**Extracted text:**
■ ■ ■ ■ ■

PPRuNe Forums - View Single Post - Metrojet crash Eygpt
View Single Post
Old 27th Nov 2015, 07:22
  #183 (permalink)  
Volume
 
Join Date: Dec 2001
Location: what U.S. calls Žold EuropeŽ
Posts: 941
Likes: 0
Received 0 Likes on 0 Posts
I have seen many photos of plane crashes with the engines heavily damaged, but have I don't remember seeing any with a broken fwd fan shaft. Usually what is seen is the main fan disk still attached and heavy damage on all the fan blades.
Check out the Comet crash investigation of G-ALYP. If I remember correctly, at least one turbine separated from the shaft. It was confirmed by testing that this can be atributed to gyroscopic loads if the wing pitching moment turns the engines quickly nose-down when the tail is no longer preventing this.
So for me after loss of the tail, separation of the fan and the engines look plausible.
I can not think of any engine failure scenario that separates the fan but leaves the fan blades widely undamaged.

P.S. found a report link here :
http://www.oocities.org/capecanavera...3/comgalyp.htm
(b) Investigation by the de Havilland Engine Company Limited

80. The R.A.E. investigation did not deal with the engines. The history of their recovery and investigation is as follows.

81. The centre section of the wing of Yoke Peter was recovered from the sea on the 15th March. It was severely damaged by fire and by impact with the water. It contained the four Ghost engines substantially intact with the exception that the turbine disc of No. 2 engine (port inner) was missing. The shaft on which it had been mounted had broken near the hub to which it was bolted and it had escaped through a large gash in the exhaust cone. The disc has not been recovered.

■ ■ ■ ■ ■

**Challenge 1:** Write out the forum post word for word from "Join Date: Dec" up to and including "blades widely undamaged.".

(Stored dataset items)
■ ■ ■ ■ ■

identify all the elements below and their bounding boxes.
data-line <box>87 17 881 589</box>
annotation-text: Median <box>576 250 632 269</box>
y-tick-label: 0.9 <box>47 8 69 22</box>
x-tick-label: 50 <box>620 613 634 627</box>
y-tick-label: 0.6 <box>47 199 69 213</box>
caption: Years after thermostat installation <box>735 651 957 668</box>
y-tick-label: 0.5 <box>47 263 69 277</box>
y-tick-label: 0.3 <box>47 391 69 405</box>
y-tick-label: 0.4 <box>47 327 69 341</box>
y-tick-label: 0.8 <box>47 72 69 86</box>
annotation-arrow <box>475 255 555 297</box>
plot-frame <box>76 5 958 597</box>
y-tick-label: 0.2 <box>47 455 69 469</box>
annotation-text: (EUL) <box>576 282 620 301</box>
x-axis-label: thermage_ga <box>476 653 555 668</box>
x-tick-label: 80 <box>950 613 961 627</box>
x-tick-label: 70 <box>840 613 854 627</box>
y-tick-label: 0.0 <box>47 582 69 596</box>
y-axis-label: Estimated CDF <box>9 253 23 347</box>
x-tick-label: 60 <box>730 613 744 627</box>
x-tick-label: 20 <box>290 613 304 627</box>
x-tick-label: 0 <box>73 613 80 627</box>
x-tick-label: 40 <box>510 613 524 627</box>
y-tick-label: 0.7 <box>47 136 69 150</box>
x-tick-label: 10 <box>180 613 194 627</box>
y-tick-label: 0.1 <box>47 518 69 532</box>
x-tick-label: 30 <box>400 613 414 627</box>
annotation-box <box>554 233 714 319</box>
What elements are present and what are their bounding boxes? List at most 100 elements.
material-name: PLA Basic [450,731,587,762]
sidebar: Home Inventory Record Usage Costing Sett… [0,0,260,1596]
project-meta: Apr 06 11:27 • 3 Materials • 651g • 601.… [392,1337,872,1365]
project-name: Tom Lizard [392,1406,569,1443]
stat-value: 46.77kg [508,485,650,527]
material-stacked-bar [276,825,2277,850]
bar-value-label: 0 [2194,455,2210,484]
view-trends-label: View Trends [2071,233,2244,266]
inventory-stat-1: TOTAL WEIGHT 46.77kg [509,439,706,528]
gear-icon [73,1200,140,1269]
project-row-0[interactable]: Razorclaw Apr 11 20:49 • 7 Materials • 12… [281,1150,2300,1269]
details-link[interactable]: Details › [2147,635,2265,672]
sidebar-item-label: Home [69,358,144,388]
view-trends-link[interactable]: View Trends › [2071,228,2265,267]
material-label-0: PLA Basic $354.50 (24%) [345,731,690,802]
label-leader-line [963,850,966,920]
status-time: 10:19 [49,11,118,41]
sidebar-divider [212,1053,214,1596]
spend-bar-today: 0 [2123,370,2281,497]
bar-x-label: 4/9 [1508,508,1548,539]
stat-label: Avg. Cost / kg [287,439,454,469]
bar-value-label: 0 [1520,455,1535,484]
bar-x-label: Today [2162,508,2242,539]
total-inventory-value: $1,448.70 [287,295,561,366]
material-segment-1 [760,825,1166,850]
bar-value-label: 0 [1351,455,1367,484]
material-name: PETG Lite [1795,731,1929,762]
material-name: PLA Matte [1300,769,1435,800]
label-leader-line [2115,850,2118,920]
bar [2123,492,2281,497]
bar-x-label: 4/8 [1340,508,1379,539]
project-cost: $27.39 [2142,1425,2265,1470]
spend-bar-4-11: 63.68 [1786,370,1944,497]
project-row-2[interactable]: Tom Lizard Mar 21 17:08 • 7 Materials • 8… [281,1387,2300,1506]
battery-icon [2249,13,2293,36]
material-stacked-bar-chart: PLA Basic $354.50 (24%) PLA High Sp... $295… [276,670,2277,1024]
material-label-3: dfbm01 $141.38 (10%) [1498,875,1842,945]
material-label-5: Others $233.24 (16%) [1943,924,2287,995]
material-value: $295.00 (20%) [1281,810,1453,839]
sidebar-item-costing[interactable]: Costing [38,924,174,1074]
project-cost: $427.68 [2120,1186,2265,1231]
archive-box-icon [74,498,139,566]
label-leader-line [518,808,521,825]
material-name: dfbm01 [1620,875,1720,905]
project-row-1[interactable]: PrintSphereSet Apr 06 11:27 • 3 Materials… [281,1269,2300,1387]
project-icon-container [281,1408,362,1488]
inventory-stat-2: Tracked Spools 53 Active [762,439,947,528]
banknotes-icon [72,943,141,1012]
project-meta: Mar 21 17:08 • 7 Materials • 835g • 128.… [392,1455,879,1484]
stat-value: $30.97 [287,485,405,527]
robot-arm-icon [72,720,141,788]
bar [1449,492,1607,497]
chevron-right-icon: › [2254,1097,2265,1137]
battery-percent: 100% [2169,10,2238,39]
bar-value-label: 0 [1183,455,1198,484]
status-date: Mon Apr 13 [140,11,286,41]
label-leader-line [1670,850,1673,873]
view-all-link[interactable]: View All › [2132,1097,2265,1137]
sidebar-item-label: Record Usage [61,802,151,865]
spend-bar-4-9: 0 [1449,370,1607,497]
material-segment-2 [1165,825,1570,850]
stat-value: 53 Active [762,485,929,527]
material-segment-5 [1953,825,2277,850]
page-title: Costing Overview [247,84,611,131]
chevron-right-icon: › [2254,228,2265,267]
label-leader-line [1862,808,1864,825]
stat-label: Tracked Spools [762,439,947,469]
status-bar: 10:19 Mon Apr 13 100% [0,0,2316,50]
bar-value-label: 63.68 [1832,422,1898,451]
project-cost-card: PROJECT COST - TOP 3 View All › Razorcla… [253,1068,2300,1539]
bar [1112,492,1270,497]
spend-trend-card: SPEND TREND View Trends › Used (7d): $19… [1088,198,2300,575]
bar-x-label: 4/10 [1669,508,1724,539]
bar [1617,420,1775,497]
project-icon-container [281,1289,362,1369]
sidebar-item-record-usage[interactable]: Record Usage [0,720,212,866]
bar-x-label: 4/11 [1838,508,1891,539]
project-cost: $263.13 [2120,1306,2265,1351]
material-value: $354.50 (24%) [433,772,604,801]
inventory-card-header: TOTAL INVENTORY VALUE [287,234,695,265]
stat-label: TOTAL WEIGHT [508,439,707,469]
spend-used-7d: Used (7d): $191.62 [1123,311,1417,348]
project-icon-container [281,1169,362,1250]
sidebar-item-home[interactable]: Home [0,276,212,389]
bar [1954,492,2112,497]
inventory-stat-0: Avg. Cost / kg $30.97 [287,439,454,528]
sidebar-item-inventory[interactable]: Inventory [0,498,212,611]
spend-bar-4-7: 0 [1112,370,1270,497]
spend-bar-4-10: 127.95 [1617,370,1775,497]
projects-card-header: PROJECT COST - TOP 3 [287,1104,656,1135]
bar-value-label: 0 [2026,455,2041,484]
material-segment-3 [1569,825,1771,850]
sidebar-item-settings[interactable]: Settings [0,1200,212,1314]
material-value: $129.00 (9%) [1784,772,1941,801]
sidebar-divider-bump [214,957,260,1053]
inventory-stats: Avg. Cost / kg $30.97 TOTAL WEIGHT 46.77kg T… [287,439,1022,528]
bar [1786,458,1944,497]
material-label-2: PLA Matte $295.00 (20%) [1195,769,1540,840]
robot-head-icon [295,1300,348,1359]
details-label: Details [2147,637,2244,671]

■ ■ ■ ■ ■

**Challenge 2:** Extract the lines of the listing verbatim, from its first line up to and including the line with "y-axis-label: Estimated CDF".

**Final answer 1:**
Join Date: Dec 2001
Location: what U.S. calls Žold EuropeŽ
Posts: 941
Likes: 0
Received 0 Likes on 0 Posts
I have seen many photos of plane crashes with the engines heavily damaged, but have I don't remember seeing any with a broken fwd fan shaft. Usually what is seen is the main fan disk still attached and heavy damage on all the fan blades.
Check out the Comet crash investigation of G-ALYP. If I remember correctly, at least one turbine separated from the shaft. It was confirmed by testing that this can be atributed to gyroscopic loads if the wing pitching moment turns the engines quickly nose-down when the tail is no longer preventing this.
So for me after loss of the tail, separation of the fan and the engines look plausible.
I can not think of any engine failure scenario that separates the fan but leaves the fan blades widely undamaged.

**Final answer 2:**
identify all the elements below and their bounding boxes.
data-line <box>87 17 881 589</box>
annotation-text: Median <box>576 250 632 269</box>
y-tick-label: 0.9 <box>47 8 69 22</box>
x-tick-label: 50 <box>620 613 634 627</box>
y-tick-label: 0.6 <box>47 199 69 213</box>
caption: Years after thermostat installation <box>735 651 957 668</box>
y-tick-label: 0.5 <box>47 263 69 277</box>
y-tick-label: 0.3 <box>47 391 69 405</box>
y-tick-label: 0.4 <box>47 327 69 341</box>
y-tick-label: 0.8 <box>47 72 69 86</box>
annotation-arrow <box>475 255 555 297</box>
plot-frame <box>76 5 958 597</box>
y-tick-label: 0.2 <box>47 455 69 469</box>
annotation-text: (EUL) <box>576 282 620 301</box>
x-axis-label: thermage_ga <box>476 653 555 668</box>
x-tick-label: 80 <box>950 613 961 627</box>
x-tick-label: 70 <box>840 613 854 627</box>
y-tick-label: 0.0 <box>47 582 69 596</box>
y-axis-label: Estimated CDF <box>9 253 23 347</box>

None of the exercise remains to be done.